* start EXCERPTED RECORDS *

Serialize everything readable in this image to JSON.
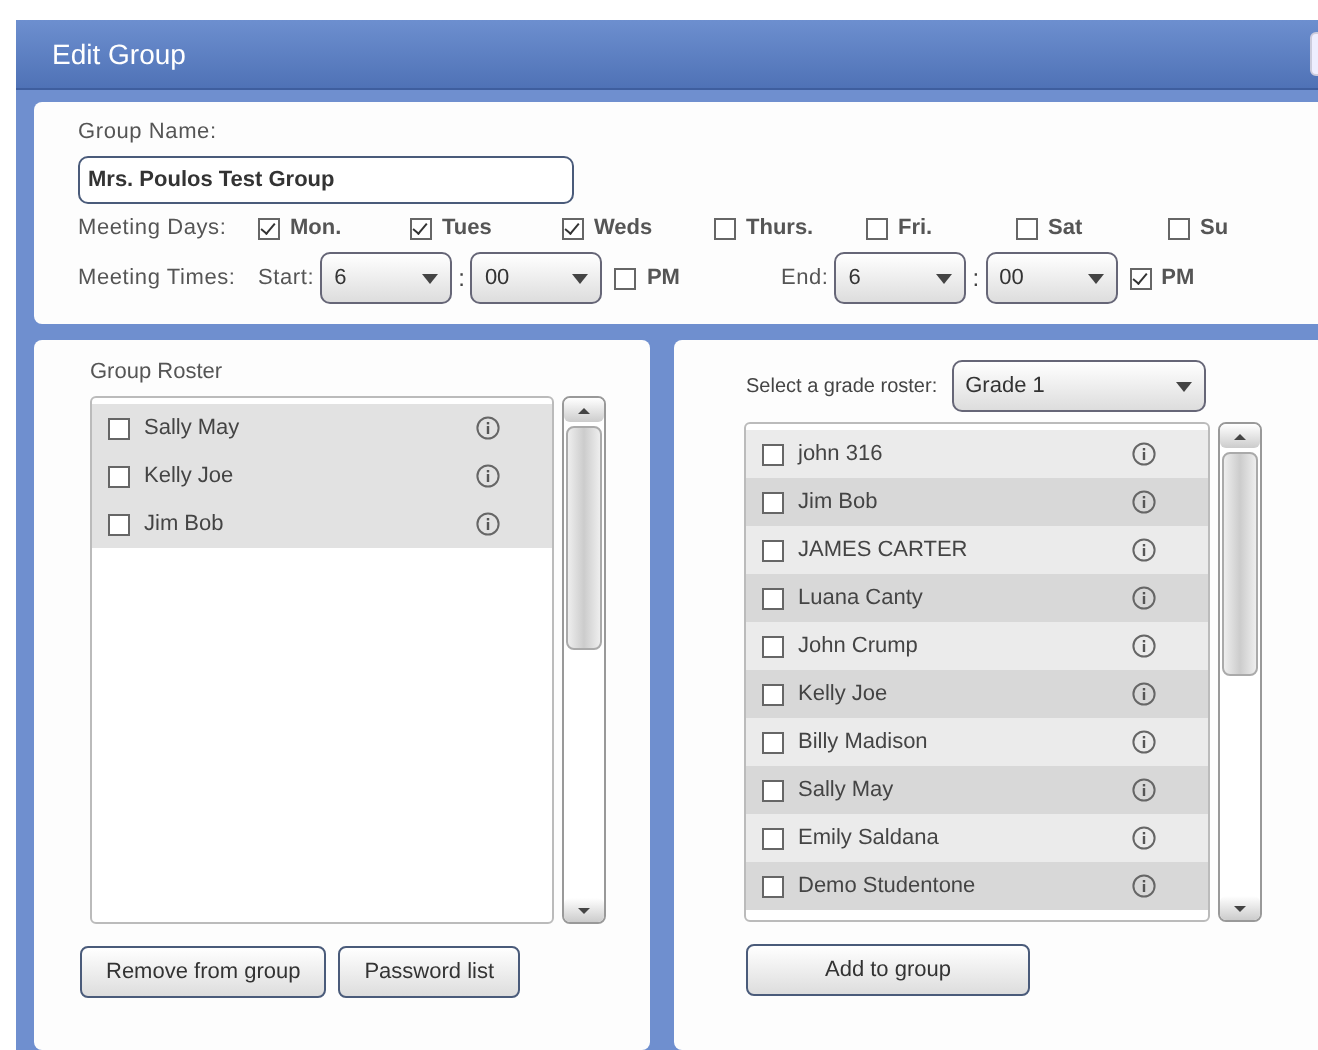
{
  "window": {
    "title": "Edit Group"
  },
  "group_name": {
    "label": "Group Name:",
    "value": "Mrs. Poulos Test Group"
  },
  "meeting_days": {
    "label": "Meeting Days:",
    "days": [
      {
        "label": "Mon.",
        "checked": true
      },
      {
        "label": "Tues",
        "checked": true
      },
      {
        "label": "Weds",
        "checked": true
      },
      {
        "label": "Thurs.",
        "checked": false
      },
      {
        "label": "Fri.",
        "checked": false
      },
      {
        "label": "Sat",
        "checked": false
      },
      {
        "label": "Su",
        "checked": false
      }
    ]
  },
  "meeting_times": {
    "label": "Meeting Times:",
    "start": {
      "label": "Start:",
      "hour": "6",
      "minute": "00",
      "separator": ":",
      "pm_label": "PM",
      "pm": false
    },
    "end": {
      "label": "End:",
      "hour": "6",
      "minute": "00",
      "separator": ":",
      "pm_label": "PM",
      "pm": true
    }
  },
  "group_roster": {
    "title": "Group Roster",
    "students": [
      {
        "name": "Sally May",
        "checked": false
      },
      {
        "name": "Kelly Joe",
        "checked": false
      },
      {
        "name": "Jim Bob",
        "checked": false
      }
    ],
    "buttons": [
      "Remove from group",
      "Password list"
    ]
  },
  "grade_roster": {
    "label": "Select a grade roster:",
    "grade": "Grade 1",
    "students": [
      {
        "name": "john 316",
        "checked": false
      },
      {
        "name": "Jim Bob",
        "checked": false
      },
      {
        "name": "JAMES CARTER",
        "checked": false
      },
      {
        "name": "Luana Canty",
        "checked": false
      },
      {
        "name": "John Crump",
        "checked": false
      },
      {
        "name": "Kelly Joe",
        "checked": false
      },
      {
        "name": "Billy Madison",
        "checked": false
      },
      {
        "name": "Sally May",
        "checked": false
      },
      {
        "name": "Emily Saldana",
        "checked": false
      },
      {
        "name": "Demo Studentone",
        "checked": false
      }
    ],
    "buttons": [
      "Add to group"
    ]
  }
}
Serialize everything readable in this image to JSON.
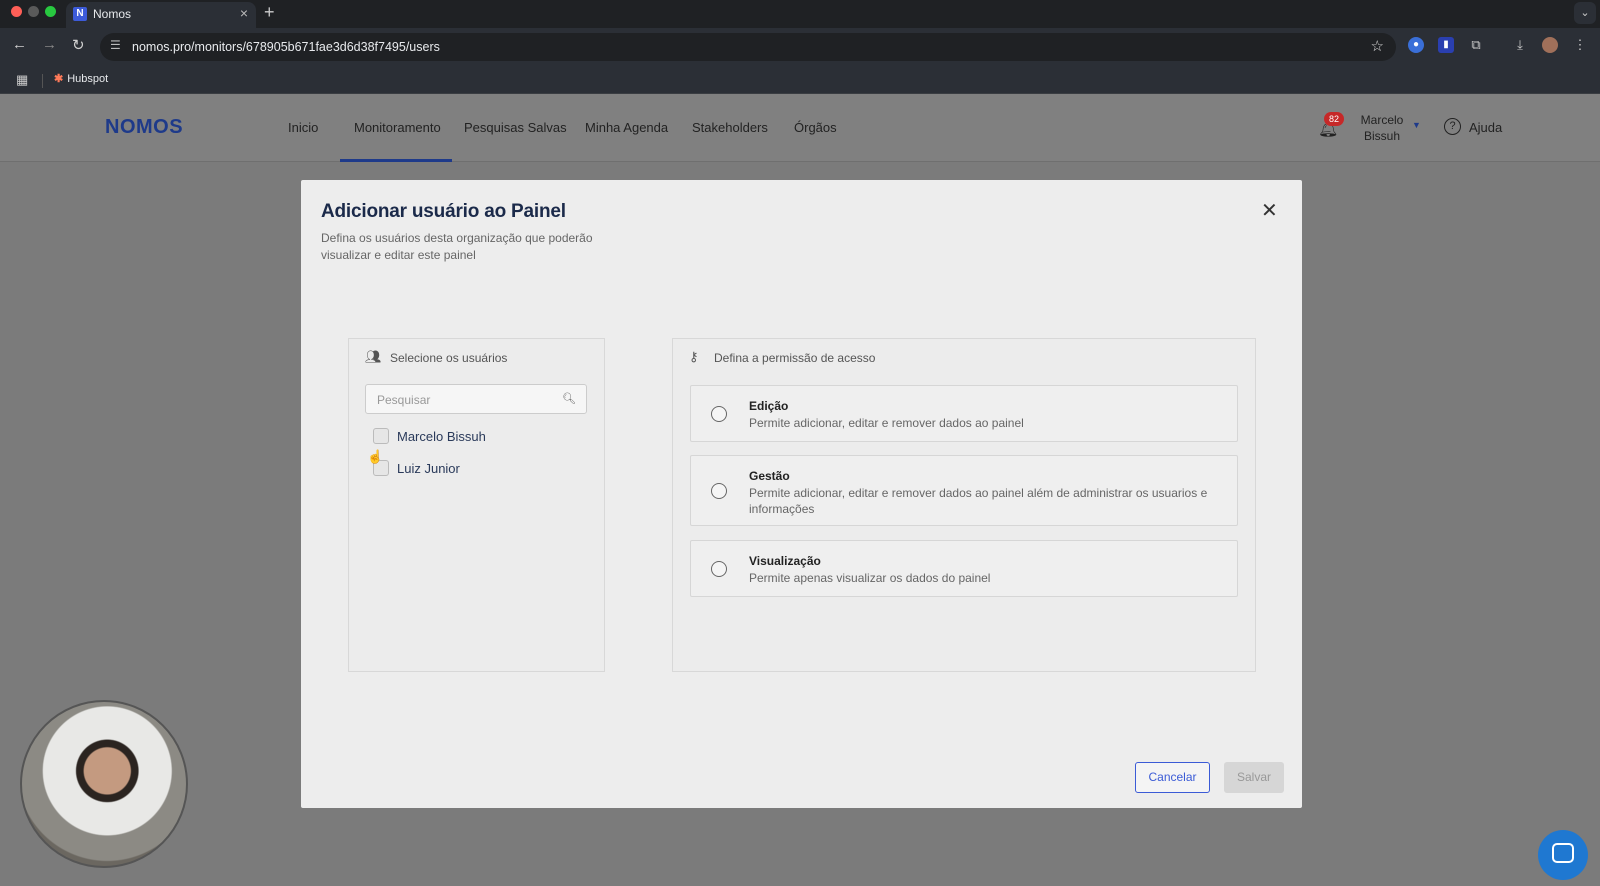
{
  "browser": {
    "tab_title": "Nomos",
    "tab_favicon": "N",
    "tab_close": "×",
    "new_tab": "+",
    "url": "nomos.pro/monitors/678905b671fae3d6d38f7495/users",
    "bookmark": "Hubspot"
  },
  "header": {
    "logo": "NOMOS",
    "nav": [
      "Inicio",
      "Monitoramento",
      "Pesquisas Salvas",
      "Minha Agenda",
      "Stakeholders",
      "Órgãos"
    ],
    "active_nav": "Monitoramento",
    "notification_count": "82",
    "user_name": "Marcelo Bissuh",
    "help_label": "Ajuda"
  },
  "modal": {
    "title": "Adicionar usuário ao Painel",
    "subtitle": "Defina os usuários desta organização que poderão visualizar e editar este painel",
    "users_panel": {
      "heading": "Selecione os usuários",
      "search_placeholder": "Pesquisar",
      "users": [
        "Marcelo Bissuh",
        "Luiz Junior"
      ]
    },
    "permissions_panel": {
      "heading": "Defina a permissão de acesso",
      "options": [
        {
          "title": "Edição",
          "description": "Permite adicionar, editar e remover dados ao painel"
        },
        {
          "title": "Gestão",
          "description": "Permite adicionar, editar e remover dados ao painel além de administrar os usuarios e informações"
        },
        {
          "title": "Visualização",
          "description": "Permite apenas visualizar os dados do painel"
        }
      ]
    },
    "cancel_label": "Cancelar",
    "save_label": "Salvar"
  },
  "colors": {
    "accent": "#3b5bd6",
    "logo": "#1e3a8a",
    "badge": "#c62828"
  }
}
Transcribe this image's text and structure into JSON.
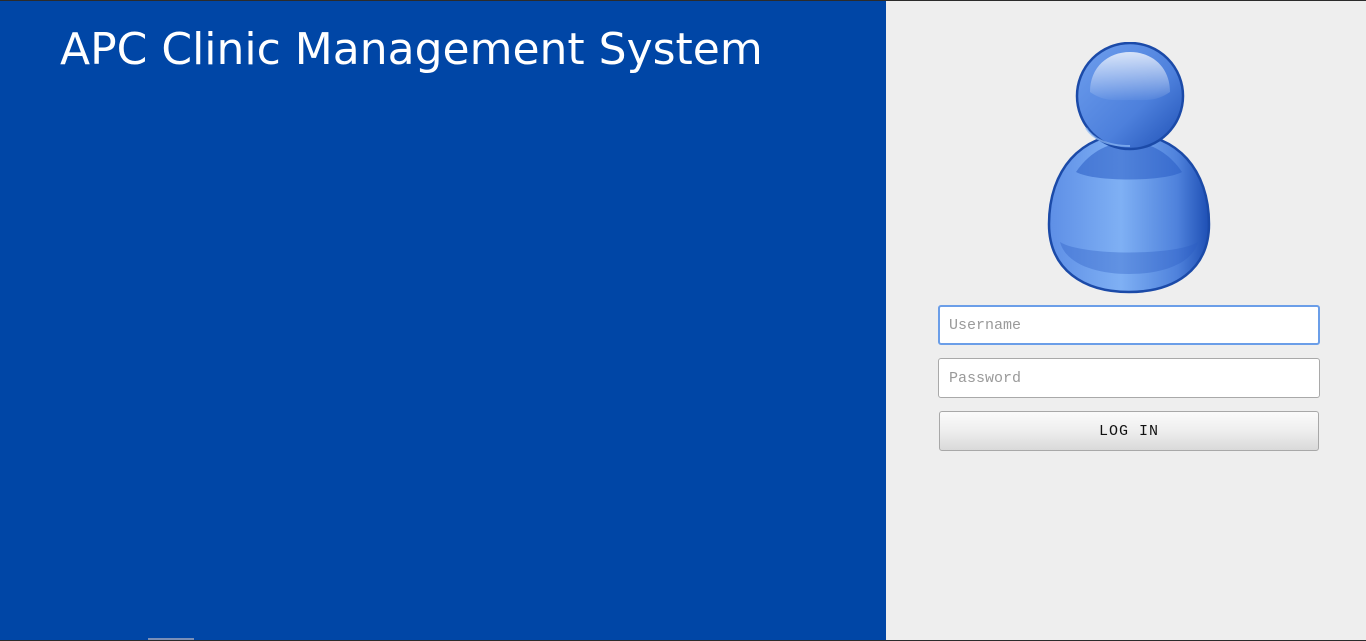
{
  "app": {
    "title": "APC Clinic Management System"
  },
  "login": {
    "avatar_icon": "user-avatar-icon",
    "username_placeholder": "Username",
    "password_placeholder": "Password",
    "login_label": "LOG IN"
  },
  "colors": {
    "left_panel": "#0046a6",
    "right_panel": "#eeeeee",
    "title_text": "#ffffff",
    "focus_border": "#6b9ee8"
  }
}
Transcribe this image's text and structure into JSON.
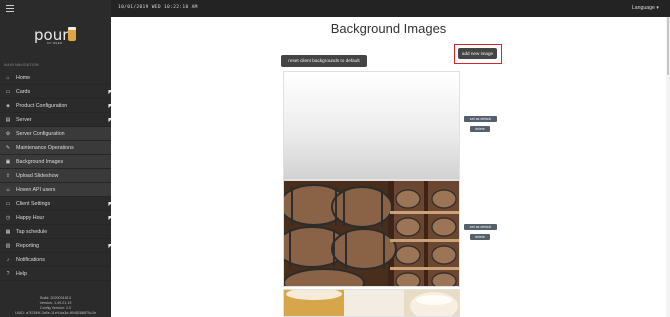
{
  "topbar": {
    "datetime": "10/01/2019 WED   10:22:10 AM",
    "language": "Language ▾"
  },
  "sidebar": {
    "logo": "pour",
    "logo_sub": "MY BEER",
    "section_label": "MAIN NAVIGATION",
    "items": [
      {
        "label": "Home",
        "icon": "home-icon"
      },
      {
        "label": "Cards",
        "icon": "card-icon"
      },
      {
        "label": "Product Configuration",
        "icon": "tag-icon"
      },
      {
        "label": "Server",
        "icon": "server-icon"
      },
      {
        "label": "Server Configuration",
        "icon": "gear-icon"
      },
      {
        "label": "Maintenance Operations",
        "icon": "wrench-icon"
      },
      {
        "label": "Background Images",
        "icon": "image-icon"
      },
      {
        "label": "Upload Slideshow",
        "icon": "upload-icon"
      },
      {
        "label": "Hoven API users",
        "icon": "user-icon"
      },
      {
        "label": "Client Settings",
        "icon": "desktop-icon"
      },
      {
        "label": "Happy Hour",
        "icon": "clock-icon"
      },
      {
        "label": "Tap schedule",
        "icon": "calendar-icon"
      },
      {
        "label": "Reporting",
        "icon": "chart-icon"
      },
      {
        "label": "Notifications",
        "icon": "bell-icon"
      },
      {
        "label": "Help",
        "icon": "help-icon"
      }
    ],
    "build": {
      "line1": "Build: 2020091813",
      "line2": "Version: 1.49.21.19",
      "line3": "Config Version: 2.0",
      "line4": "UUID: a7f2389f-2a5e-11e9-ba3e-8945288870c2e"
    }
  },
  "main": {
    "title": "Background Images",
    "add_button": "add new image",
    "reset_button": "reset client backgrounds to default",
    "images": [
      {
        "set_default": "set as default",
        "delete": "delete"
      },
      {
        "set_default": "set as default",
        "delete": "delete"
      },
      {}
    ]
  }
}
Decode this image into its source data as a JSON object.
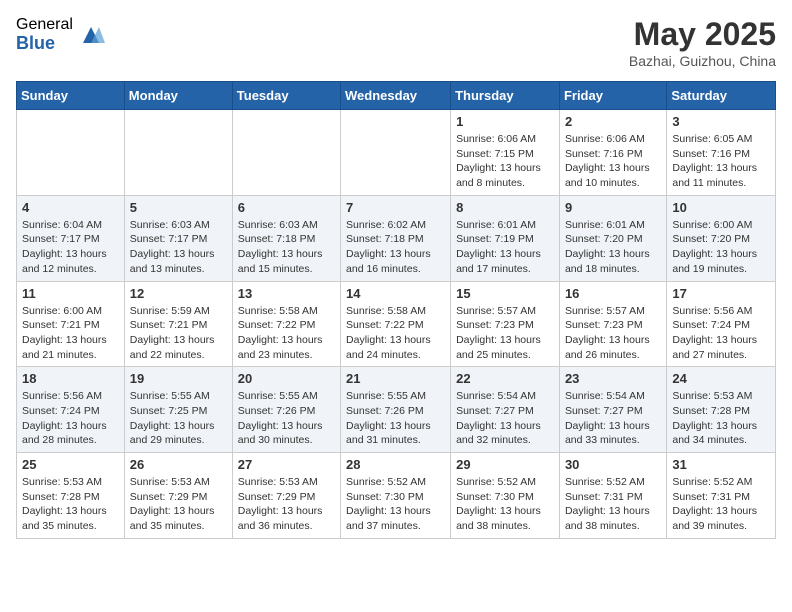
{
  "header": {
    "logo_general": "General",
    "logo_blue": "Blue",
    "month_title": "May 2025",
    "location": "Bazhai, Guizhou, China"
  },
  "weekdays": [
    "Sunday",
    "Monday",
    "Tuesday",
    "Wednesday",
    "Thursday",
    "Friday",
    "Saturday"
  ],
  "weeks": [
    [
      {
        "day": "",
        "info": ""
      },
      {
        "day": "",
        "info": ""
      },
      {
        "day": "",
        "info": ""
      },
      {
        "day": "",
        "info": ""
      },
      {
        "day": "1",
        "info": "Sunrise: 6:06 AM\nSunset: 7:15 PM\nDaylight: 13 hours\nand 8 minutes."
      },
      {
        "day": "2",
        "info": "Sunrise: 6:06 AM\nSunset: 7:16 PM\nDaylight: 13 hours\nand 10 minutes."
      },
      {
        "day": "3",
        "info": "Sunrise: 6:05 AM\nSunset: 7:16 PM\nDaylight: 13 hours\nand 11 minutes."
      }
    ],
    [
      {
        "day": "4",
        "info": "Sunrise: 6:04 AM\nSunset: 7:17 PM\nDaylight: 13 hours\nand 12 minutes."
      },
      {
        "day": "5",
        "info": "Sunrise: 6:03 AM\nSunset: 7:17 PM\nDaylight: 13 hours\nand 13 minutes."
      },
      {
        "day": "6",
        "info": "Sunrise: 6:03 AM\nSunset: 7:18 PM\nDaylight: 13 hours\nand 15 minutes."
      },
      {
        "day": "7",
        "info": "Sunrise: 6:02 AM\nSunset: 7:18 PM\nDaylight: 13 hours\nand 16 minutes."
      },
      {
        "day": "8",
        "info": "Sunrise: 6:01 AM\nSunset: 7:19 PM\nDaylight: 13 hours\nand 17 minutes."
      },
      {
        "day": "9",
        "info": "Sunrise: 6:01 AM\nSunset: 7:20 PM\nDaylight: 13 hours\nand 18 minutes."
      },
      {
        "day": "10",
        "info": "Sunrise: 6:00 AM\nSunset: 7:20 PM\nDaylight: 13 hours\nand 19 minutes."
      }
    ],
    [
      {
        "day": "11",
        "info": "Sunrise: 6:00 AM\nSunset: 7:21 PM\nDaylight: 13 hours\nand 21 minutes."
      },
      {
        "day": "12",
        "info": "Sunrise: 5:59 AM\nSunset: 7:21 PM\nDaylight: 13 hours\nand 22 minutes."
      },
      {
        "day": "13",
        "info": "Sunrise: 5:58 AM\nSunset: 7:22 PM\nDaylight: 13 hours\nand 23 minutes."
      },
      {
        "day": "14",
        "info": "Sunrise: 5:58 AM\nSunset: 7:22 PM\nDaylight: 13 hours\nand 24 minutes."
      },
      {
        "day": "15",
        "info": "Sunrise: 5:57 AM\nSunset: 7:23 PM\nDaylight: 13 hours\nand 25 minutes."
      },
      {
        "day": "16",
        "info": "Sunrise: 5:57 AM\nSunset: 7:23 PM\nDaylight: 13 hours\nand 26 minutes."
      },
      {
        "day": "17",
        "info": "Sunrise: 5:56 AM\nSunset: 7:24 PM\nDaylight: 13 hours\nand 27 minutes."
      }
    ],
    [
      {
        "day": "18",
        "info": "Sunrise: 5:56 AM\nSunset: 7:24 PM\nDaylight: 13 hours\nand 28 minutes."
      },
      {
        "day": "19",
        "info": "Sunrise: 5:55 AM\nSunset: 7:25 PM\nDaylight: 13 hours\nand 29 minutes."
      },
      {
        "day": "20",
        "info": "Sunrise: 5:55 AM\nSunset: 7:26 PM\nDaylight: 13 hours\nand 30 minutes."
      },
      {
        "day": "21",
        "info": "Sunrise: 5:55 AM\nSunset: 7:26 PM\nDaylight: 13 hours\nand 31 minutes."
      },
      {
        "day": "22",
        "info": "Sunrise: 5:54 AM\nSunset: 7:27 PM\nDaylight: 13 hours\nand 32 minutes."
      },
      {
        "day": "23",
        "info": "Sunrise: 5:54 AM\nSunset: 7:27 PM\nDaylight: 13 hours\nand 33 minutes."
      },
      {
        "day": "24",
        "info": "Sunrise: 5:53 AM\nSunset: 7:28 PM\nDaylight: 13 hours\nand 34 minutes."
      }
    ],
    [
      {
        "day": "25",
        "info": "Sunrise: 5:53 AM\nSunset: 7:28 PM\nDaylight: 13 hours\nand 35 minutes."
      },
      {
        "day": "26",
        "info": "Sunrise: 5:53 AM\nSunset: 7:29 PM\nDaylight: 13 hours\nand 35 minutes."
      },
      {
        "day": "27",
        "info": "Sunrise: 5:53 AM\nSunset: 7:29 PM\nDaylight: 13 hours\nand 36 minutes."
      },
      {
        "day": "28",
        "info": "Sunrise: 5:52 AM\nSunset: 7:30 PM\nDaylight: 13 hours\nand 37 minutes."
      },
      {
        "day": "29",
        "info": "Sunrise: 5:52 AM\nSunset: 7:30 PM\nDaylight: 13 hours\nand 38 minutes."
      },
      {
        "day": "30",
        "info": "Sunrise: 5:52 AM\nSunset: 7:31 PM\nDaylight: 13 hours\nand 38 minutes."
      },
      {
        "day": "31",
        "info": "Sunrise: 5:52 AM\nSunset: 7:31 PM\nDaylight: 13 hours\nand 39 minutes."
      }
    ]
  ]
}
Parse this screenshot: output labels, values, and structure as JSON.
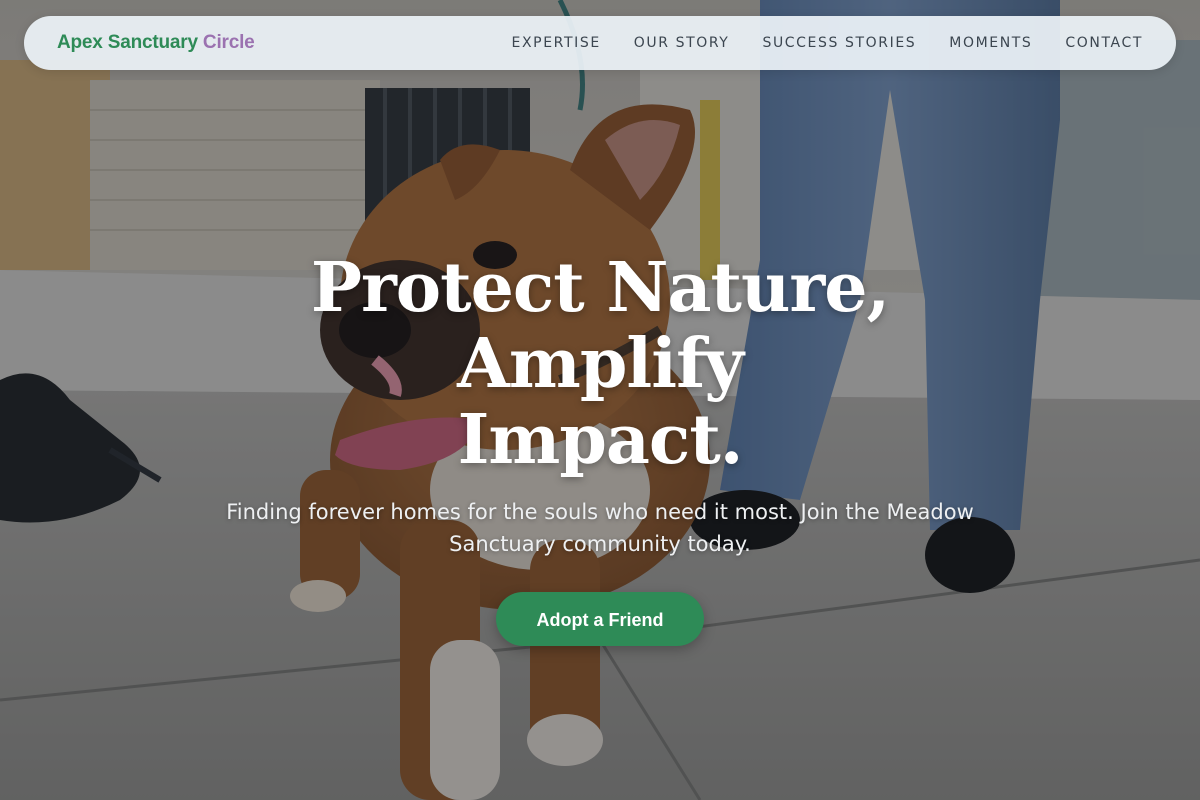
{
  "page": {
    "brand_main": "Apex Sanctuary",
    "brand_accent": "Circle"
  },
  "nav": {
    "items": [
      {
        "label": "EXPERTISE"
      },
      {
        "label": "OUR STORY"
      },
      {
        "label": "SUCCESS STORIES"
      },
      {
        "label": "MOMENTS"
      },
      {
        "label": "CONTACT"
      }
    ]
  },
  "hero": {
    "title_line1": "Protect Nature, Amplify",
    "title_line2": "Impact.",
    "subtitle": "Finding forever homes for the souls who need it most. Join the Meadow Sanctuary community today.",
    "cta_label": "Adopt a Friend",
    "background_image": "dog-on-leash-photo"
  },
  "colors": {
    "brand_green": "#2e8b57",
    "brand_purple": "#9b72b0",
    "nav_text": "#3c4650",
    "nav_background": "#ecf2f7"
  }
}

* end EXCERPTED RECORDS *

### WHAT YOU SHOULD DO
Look through the entries above; copy each line where the string "visualizar" appears.

### SOLUTION FOR THIS TASK
    "subtitle": "Defina os usuários desta organização que poderão visualizar e editar este painel",
          "description": "Permite apenas visualizar os dados do painel"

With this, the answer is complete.